Copy all lines in which the word "this" can be found.
------------------------------------
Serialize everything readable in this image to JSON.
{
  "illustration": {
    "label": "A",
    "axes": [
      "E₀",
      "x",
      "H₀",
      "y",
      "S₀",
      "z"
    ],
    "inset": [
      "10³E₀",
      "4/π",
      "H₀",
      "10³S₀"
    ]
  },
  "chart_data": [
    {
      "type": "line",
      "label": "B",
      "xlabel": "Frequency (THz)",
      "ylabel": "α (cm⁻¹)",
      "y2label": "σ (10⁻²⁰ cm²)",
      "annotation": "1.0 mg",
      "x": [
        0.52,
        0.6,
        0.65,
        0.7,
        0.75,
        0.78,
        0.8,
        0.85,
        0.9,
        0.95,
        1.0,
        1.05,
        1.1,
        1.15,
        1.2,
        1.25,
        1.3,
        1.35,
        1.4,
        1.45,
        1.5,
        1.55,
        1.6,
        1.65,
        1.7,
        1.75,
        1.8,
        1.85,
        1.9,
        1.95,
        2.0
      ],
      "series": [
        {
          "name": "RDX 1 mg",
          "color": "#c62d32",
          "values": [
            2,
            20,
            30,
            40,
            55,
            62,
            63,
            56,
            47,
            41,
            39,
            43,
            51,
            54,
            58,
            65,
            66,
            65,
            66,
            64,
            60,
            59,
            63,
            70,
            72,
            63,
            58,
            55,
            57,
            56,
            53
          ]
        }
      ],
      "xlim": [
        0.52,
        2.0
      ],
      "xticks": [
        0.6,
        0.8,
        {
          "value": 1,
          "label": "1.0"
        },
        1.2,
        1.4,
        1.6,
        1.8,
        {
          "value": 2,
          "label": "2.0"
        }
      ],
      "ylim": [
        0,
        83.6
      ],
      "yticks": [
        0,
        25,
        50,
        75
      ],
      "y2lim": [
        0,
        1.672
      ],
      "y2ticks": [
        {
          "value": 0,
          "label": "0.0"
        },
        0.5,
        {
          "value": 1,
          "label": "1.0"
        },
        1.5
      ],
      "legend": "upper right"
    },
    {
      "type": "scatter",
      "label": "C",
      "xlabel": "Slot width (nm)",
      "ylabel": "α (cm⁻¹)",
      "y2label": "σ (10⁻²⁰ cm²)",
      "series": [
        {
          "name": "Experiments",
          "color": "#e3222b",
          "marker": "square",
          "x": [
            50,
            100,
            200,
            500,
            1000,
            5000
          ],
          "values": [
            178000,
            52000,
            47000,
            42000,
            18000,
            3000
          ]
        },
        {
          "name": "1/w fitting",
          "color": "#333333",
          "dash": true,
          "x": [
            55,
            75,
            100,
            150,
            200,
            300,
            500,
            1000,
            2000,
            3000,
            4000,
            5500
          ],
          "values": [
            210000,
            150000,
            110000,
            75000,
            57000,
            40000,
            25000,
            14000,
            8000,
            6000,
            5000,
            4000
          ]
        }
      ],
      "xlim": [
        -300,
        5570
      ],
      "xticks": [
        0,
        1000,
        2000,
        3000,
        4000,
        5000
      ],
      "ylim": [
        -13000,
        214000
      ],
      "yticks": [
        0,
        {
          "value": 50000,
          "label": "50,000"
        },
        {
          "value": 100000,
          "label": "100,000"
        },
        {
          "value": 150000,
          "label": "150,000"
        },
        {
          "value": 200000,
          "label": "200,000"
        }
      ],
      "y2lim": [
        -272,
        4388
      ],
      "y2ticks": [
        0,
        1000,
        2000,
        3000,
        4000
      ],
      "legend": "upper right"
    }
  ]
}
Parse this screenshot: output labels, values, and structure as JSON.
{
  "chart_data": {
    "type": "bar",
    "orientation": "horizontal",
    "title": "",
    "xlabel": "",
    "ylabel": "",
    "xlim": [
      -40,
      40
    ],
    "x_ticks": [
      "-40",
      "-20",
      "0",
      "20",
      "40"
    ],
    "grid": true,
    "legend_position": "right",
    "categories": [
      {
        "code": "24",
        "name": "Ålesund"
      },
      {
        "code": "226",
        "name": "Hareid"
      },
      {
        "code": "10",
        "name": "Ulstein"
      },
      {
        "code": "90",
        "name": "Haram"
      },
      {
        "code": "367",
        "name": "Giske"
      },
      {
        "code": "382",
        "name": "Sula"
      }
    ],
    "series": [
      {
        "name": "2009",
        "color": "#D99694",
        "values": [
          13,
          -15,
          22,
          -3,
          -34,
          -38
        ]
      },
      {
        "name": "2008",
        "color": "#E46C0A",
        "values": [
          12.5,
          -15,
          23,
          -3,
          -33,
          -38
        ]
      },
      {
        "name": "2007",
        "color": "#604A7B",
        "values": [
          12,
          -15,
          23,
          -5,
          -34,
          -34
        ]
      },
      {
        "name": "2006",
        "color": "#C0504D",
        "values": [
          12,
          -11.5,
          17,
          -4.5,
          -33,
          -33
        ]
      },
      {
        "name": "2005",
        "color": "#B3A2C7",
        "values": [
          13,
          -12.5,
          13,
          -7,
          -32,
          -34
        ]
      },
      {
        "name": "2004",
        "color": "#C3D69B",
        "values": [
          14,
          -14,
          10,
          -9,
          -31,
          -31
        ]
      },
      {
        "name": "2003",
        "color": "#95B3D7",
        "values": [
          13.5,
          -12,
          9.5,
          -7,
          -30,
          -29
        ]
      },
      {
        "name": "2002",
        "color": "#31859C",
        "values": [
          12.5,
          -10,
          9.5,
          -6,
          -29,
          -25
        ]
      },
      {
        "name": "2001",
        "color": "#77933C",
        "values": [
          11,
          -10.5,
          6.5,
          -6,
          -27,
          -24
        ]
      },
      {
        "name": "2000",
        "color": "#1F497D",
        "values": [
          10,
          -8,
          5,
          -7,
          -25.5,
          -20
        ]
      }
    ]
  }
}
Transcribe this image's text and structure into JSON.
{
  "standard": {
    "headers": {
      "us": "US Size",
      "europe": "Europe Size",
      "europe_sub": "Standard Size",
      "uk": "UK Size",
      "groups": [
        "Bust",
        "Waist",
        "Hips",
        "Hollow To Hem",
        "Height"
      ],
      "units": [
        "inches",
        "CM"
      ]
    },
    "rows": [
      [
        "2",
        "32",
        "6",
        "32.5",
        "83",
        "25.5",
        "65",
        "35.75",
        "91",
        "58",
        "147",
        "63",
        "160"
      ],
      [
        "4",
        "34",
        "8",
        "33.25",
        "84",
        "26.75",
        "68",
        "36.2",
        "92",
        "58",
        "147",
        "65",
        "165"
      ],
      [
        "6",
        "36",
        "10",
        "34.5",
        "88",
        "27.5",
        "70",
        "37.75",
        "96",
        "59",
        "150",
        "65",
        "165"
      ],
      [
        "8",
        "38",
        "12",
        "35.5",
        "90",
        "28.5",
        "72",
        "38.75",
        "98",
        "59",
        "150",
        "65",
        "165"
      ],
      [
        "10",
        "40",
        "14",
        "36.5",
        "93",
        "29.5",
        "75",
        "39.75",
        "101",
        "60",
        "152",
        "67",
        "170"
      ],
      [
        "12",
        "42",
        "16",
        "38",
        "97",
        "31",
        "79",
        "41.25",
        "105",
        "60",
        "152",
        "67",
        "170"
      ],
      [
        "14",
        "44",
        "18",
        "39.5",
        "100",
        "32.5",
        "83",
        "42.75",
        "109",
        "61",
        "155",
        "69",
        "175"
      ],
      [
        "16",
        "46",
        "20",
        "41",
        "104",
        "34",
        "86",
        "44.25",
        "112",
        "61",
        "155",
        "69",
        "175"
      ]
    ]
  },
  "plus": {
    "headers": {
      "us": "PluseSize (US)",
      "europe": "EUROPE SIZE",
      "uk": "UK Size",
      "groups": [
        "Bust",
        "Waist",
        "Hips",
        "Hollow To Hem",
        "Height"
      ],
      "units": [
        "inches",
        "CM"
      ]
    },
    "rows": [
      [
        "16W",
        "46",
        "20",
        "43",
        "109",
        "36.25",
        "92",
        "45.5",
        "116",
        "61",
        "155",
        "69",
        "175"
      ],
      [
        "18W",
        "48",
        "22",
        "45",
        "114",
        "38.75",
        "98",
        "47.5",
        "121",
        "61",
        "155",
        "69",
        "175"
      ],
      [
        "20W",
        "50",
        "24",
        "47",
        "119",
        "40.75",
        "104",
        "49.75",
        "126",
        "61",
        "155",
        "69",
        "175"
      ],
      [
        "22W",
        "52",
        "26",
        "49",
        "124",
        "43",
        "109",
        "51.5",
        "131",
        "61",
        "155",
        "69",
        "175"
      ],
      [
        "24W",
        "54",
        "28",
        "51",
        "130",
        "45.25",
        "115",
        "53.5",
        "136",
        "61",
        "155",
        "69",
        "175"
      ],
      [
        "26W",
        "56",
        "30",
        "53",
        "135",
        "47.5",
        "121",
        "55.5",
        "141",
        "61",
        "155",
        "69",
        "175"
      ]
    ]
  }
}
------------------------------------
▸ **TASK RESULT**
Serialize everything readable in this image to JSON.
Parse this screenshot: output labels, values, and structure as JSON.
Transcribe this image's text and structure into JSON.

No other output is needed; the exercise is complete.